STATED GOAL — From the entries that follow, gather each line holding the word "Sammel".

Saved entries:
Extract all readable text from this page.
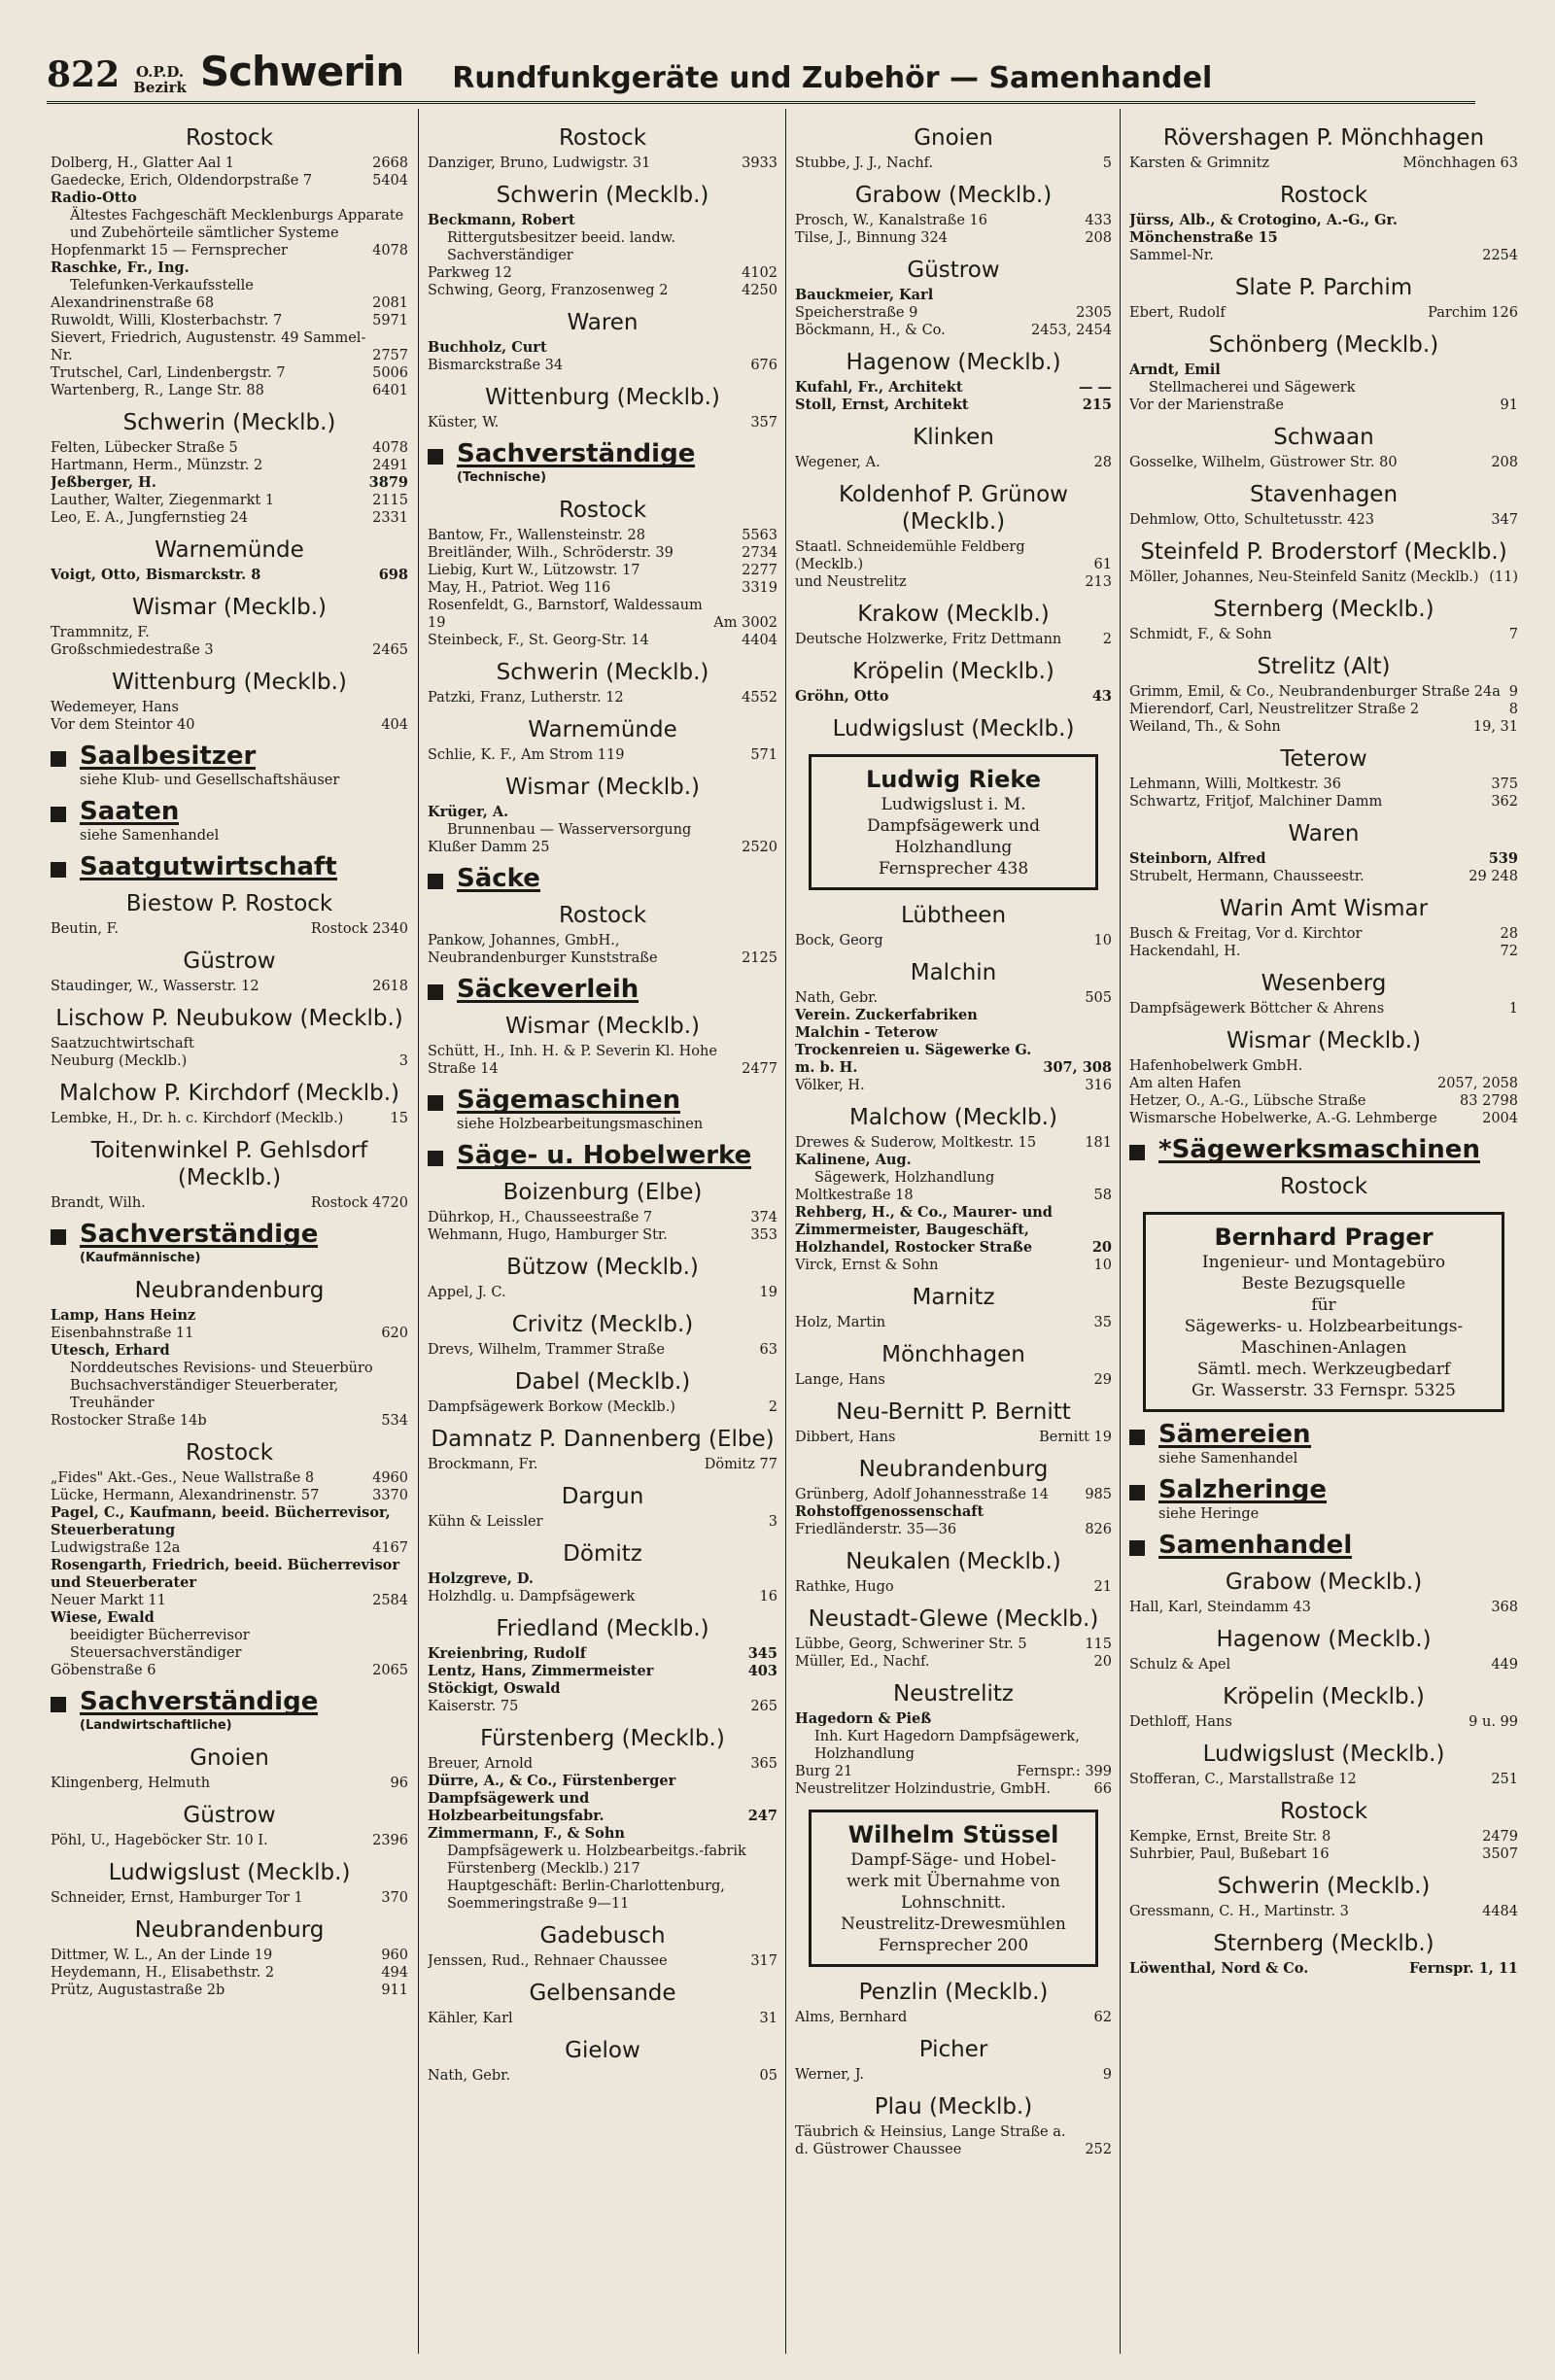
822 O.P.D.
Bezirk Schwerin Rundfunkgeräte und Zubehör — Samenhandel
Rostock
Dolberg, H., Glatter Aal 1	2668
Gaedecke, Erich, Oldendorpstraße 7	5404
Radio-Otto
Ältestes Fachgeschäft Mecklenburgs Apparate und Zubehörteile sämtlicher Systeme
Hopfenmarkt 15 — Fernsprecher	4078
Raschke, Fr., Ing.
Telefunken-Verkaufsstelle
Alexandrinenstraße 68	2081
Ruwoldt, Willi, Klosterbachstr. 7	5971
Sievert, Friedrich, Augustenstr. 49 Sammel-Nr.	2757
Trutschel, Carl, Lindenbergstr. 7	5006
Wartenberg, R., Lange Str. 88	6401
Schwerin (Mecklb.)
Felten, Lübecker Straße 5	4078
Hartmann, Herm., Münzstr. 2	2491
Jeßberger, H.	3879
Lauther, Walter, Ziegenmarkt 1	2115
Leo, E. A., Jungfernstieg 24	2331
Warnemünde
Voigt, Otto, Bismarckstr. 8	698
Wismar (Mecklb.)
Trammnitz, F.
Großschmiedestraße 3	2465
Wittenburg (Mecklb.)
Wedemeyer, Hans
Vor dem Steintor 40	404
Saalbesitzer
siehe Klub- und Gesellschaftshäuser
Saaten
siehe Samenhandel
Saatgutwirtschaft
Biestow P. Rostock
Beutin, F.	Rostock 2340
Güstrow
Staudinger, W., Wasserstr. 12	2618
Lischow P. Neubukow (Mecklb.)
Saatzuchtwirtschaft
Neuburg (Mecklb.)	3
Malchow P. Kirchdorf (Mecklb.)
Lembke, H., Dr. h. c. Kirchdorf (Mecklb.)	15
Toitenwinkel P. Gehlsdorf (Mecklb.)
Brandt, Wilh.	Rostock 4720
Sachverständige
(Kaufmännische)
Neubrandenburg
Lamp, Hans Heinz
Eisenbahnstraße 11	620
Utesch, Erhard
Norddeutsches Revisions- und Steuerbüro Buchsachverständiger Steuerberater, Treuhänder
Rostocker Straße 14b	534
Rostock
„Fides" Akt.-Ges., Neue Wallstraße 8	4960
Lücke, Hermann, Alexandrinenstr. 57	3370
Pagel, C., Kaufmann, beeid. Bücherrevisor, Steuerberatung
Ludwigstraße 12a	4167
Rosengarth, Friedrich, beeid. Bücherrevisor und Steuerberater
Neuer Markt 11	2584
Wiese, Ewald
beeidigter Bücherrevisor Steuersachverständiger
Göbenstraße 6	2065
Sachverständige
(Landwirtschaftliche)
Gnoien
Klingenberg, Helmuth	96
Güstrow
Pöhl, U., Hageböcker Str. 10 I.	2396
Ludwigslust (Mecklb.)
Schneider, Ernst, Hamburger Tor 1	370
Neubrandenburg
Dittmer, W. L., An der Linde 19	960
Heydemann, H., Elisabethstr. 2	494
Prütz, Augustastraße 2b	911
Rostock
Danziger, Bruno, Ludwigstr. 31	3933
Schwerin (Mecklb.)
Beckmann, Robert
Rittergutsbesitzer beeid. landw. Sachverständiger
Parkweg 12	4102
Schwing, Georg, Franzosenweg 2	4250
Waren
Buchholz, Curt
Bismarckstraße 34	676
Wittenburg (Mecklb.)
Küster, W.	357
Sachverständige
(Technische)
Rostock
Bantow, Fr., Wallensteinstr. 28	5563
Breitländer, Wilh., Schröderstr. 39	2734
Liebig, Kurt W., Lützowstr. 17	2277
May, H., Patriot. Weg 116	3319
Rosenfeldt, G., Barnstorf, Waldessaum 19	Am 3002
Steinbeck, F., St. Georg-Str. 14	4404
Schwerin (Mecklb.)
Patzki, Franz, Lutherstr. 12	4552
Warnemünde
Schlie, K. F., Am Strom 119	571
Wismar (Mecklb.)
Krüger, A.
Brunnenbau — Wasserversorgung
Klußer Damm 25	2520
Säcke
Rostock
Pankow, Johannes, GmbH., Neubrandenburger Kunststraße	2125
Säckeverleih
Wismar (Mecklb.)
Schütt, H., Inh. H. & P. Severin Kl. Hohe Straße 14	2477
Sägemaschinen
siehe Holzbearbeitungsmaschinen
Säge- u. Hobelwerke
Boizenburg (Elbe)
Dührkop, H., Chausseestraße 7	374
Wehmann, Hugo, Hamburger Str.	353
Bützow (Mecklb.)
Appel, J. C.	19
Crivitz (Mecklb.)
Drevs, Wilhelm, Trammer Straße	63
Dabel (Mecklb.)
Dampfsägewerk Borkow (Mecklb.)	2
Damnatz P. Dannenberg (Elbe)
Brockmann, Fr.	Dömitz 77
Dargun
Kühn & Leissler	3
Dömitz
Holzgreve, D.
Holzhdlg. u. Dampfsägewerk	16
Friedland (Mecklb.)
Kreienbring, Rudolf	345
Lentz, Hans, Zimmermeister	403
Stöckigt, Oswald
Kaiserstr. 75	265
Fürstenberg (Mecklb.)
Breuer, Arnold	365
Dürre, A., & Co., Fürstenberger Dampfsägewerk und Holzbearbeitungsfabr.	247
Zimmermann, F., & Sohn
Dampfsägewerk u. Holzbearbeitgs.-fabrik Fürstenberg (Mecklb.) 217
Hauptgeschäft: Berlin-Charlottenburg, Soemmeringstraße 9—11
Gadebusch
Jenssen, Rud., Rehnaer Chaussee	317
Gelbensande
Kähler, Karl	31
Gielow
Nath, Gebr.	05
Gnoien
Stubbe, J. J., Nachf.	5
Grabow (Mecklb.)
Prosch, W., Kanalstraße 16	433
Tilse, J., Binnung 324	208
Güstrow
Bauckmeier, Karl
Speicherstraße 9	2305
Böckmann, H., & Co.	2453, 2454
Hagenow (Mecklb.)
Kufahl, Fr., Architekt	— —
Stoll, Ernst, Architekt	215
Klinken
Wegener, A.	28
Koldenhof P. Grünow (Mecklb.)
Staatl. Schneidemühle Feldberg (Mecklb.)	61
und Neustrelitz	213
Krakow (Mecklb.)
Deutsche Holzwerke, Fritz Dettmann	2
Kröpelin (Mecklb.)
Gröhn, Otto	43
Ludwigslust (Mecklb.)
Ludwig Rieke
Ludwigslust i. M.
Dampfsägewerk und
Holzhandlung
Fernsprecher 438
Lübtheen
Bock, Georg	10
Malchin
Nath, Gebr.	505
Verein. Zuckerfabriken Malchin - Teterow Trockenreien u. Sägewerke G. m. b. H.	307, 308
Völker, H.	316
Malchow (Mecklb.)
Drewes & Suderow, Moltkestr. 15	181
Kalinene, Aug.
Sägewerk, Holzhandlung
Moltkestraße 18	58
Rehberg, H., & Co., Maurer- und Zimmermeister, Baugeschäft, Holzhandel, Rostocker Straße	20
Virck, Ernst & Sohn	10
Marnitz
Holz, Martin	35
Mönchhagen
Lange, Hans	29
Neu-Bernitt P. Bernitt
Dibbert, Hans	Bernitt 19
Neubrandenburg
Grünberg, Adolf Johannesstraße 14	985
Rohstoffgenossenschaft
Friedländerstr. 35—36	826
Neukalen (Mecklb.)
Rathke, Hugo	21
Neustadt-Glewe (Mecklb.)
Lübbe, Georg, Schweriner Str. 5	115
Müller, Ed., Nachf.	20
Neustrelitz
Hagedorn & Pieß
Inh. Kurt Hagedorn Dampfsägewerk, Holzhandlung
Burg 21	Fernspr.: 399
Neustrelitzer Holzindustrie, GmbH.	66
Wilhelm Stüssel
Dampf-Säge- und Hobel-
werk mit Übernahme von
Lohnschnitt.
Neustrelitz-Drewesmühlen
Fernsprecher 200
Penzlin (Mecklb.)
Alms, Bernhard	62
Picher
Werner, J.	9
Plau (Mecklb.)
Täubrich & Heinsius, Lange Straße a. d. Güstrower Chaussee	252
Rövershagen P. Mönchhagen
Karsten & Grimnitz	Mönchhagen 63
Rostock
Jürss, Alb., & Crotogino, A.-G., Gr. Mönchenstraße 15
Sammel-Nr.	2254
Slate P. Parchim
Ebert, Rudolf	Parchim 126
Schönberg (Mecklb.)
Arndt, Emil
Stellmacherei und Sägewerk
Vor der Marienstraße	91
Schwaan
Gosselke, Wilhelm, Güstrower Str. 80	208
Stavenhagen
Dehmlow, Otto, Schultetusstr. 423	347
Steinfeld P. Broderstorf (Mecklb.)
Möller, Johannes, Neu-Steinfeld Sanitz (Mecklb.) (11)
Sternberg (Mecklb.)
Schmidt, F., & Sohn	7
Strelitz (Alt)
Grimm, Emil, & Co., Neubrandenburger Straße 24a 9
Mierendorf, Carl, Neustrelitzer Straße 2	8
Weiland, Th., & Sohn	19, 31
Teterow
Lehmann, Willi, Moltkestr. 36	375
Schwartz, Fritjof, Malchiner Damm	362
Waren
Steinborn, Alfred	539
Strubelt, Hermann, Chausseestr.	29 248
Warin Amt Wismar
Busch & Freitag, Vor d. Kirchtor	28
Hackendahl, H.	72
Wesenberg
Dampfsägewerk Böttcher & Ahrens	1
Wismar (Mecklb.)
Hafenhobelwerk GmbH.
Am alten Hafen	2057, 2058
Hetzer, O., A.-G., Lübsche Straße	83 2798
Wismarsche Hobelwerke, A.-G. Lehmberge	2004
*Sägewerksmaschinen
Rostock
Bernhard Prager
Ingenieur- und Montagebüro
Beste Bezugsquelle
für
Sägewerks- u. Holzbearbeitungs-
Maschinen-Anlagen
Sämtl. mech. Werkzeugbedarf
Gr. Wasserstr. 33 Fernspr. 5325
Sämereien
siehe Samenhandel
Salzheringe
siehe Heringe
Samenhandel
Grabow (Mecklb.)
Hall, Karl, Steindamm 43	368
Hagenow (Mecklb.)
Schulz & Apel	449
Kröpelin (Mecklb.)
Dethloff, Hans	9 u. 99
Ludwigslust (Mecklb.)
Stofferan, C., Marstallstraße 12	251
Rostock
Kempke, Ernst, Breite Str. 8	2479
Suhrbier, Paul, Bußebart 16	3507
Schwerin (Mecklb.)
Gressmann, C. H., Martinstr. 3	4484
Sternberg (Mecklb.)
Löwenthal, Nord & Co.	Fernspr. 1, 11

WORKED SOLUTION —
Sievert, Friedrich, Augustenstr. 49 Sammel-Nr.	2757
Sammel-Nr.	2254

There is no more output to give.